> Dataset items:
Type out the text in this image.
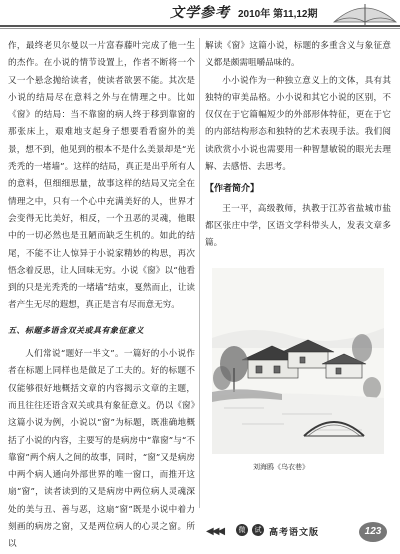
文学参考 2010年 第11,12期

作，最终老贝尔曼以一片富春藤叶完成了他一生的杰作。在小说的情节设置上，作者不断将一个又一个悬念抛给读者，使读者欲罢不能。其次是小说的结局尽在意料之外与在情理之中。比如《窗》的结局：当不靠窗的病人终于移到靠窗的那张床上，艰难地支起身子想要看看窗外的美景，想不到，他见到的根本不是什么美景却是“光秃秃的一堵墙”。这样的结局，真正是出乎所有人的意料，但细细思量，故事这样的结局又完全在情理之中，只有一个心中充满美好的人，世界才会变得无比美好，相反，一个丑恶的灵魂，他眼中的一切必然也是丑陋而缺乏生机的。如此的结尾，不能不让人惊异于小说家精妙的构思，再次悟念着反思，让人回味无穷。小说《窗》以“他看到的只是光秃秃的一堵墙”结束，戛然而止，让读者产生无尽的遐想，真正是言有尽而意无穷。

五、标题多语含双关或具有象征意义

人们常说“题好一半文”。一篇好的小小说作者在标题上同样也是做足了工夫的。好的标题不仅能够很好地概括文章的内容揭示文章的主题，而且往往还语含双关或具有象征意义。仍以《窗》这篇小说为例，小说以“窗”为标题，既准确地概括了小说的内容，主要写的是病房中“靠窗”与“不靠窗”两个病人之间的故事，同时，“窗”又是病房中两个病人通向外部世界的唯一窗口，而推开这扇“窗”，读者读到的又是病房中两位病人灵魂深处的美与丑、善与恶，这扇“窗”既是小说中着力刻画的病房之窗，又是两位病人的心灵之窗。所以

解读《窗》这篇小说，标题的多重含义与象征意义都是颇需咀嚼品味的。

小小说作为一种独立意义上的文体，具有其独特的审美品格。小小说和其它小说的区别，不仅仅在于它篇幅短少的外部形体特征，更在于它的内部结构形态和独特的艺术表现手法。我们阅读欣赏小小说也需要用一种智慧敏锐的眼光去理解、去感悟、去思考。

【作者简介】

王一平，高级教师，执教于江苏省盐城市盐都区张庄中学，区语文学科带头人，发表文章多篇。

刘海鸥《乌衣巷》
◀◀◀	微	试 高考语文版	123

> Set exercise:
Transcribe all entries above exactly. Drop the pictures.

> Written answer:
Type out the text in this image.
文学参考 2010年 第11,12期

作，最终老贝尔曼以一片富春藤叶完成了他一生的杰作。在小说的情节设置上，作者不断将一个又一个悬念抛给读者，使读者欲罢不能。其次是小说的结局尽在意料之外与在情理之中。比如《窗》的结局：当不靠窗的病人终于移到靠窗的那张床上，艰难地支起身子想要看看窗外的美景，想不到，他见到的根本不是什么美景却是“光秃秃的一堵墙”。这样的结局，真正是出乎所有人的意料，但细细思量，故事这样的结局又完全在情理之中，只有一个心中充满美好的人，世界才会变得无比美好，相反，一个丑恶的灵魂，他眼中的一切必然也是丑陋而缺乏生机的。如此的结尾，不能不让人惊异于小说家精妙的构思，再次悟念着反思，让人回味无穷。小说《窗》以“他看到的只是光秃秃的一堵墙”结束，戛然而止，让读者产生无尽的遐想，真正是言有尽而意无穷。

五、标题多语含双关或具有象征意义

人们常说“题好一半文”。一篇好的小小说作者在标题上同样也是做足了工夫的。好的标题不仅能够很好地概括文章的内容揭示文章的主题，而且往往还语含双关或具有象征意义。仍以《窗》这篇小说为例，小说以“窗”为标题，既准确地概括了小说的内容，主要写的是病房中“靠窗”与“不靠窗”两个病人之间的故事，同时，“窗”又是病房中两个病人通向外部世界的唯一窗口，而推开这扇“窗”，读者读到的又是病房中两位病人灵魂深处的美与丑、善与恶，这扇“窗”既是小说中着力刻画的病房之窗，又是两位病人的心灵之窗。所以

解读《窗》这篇小说，标题的多重含义与象征意义都是颇需咀嚼品味的。

小小说作为一种独立意义上的文体，具有其独特的审美品格。小小说和其它小说的区别，不仅仅在于它篇幅短少的外部形体特征，更在于它的内部结构形态和独特的艺术表现手法。我们阅读欣赏小小说也需要用一种智慧敏锐的眼光去理解、去感悟、去思考。

【作者简介】

王一平，高级教师，执教于江苏省盐城市盐都区张庄中学，区语文学科带头人，发表文章多篇。

刘海鸥《乌衣巷》
◀◀◀	微	试 高考语文版	123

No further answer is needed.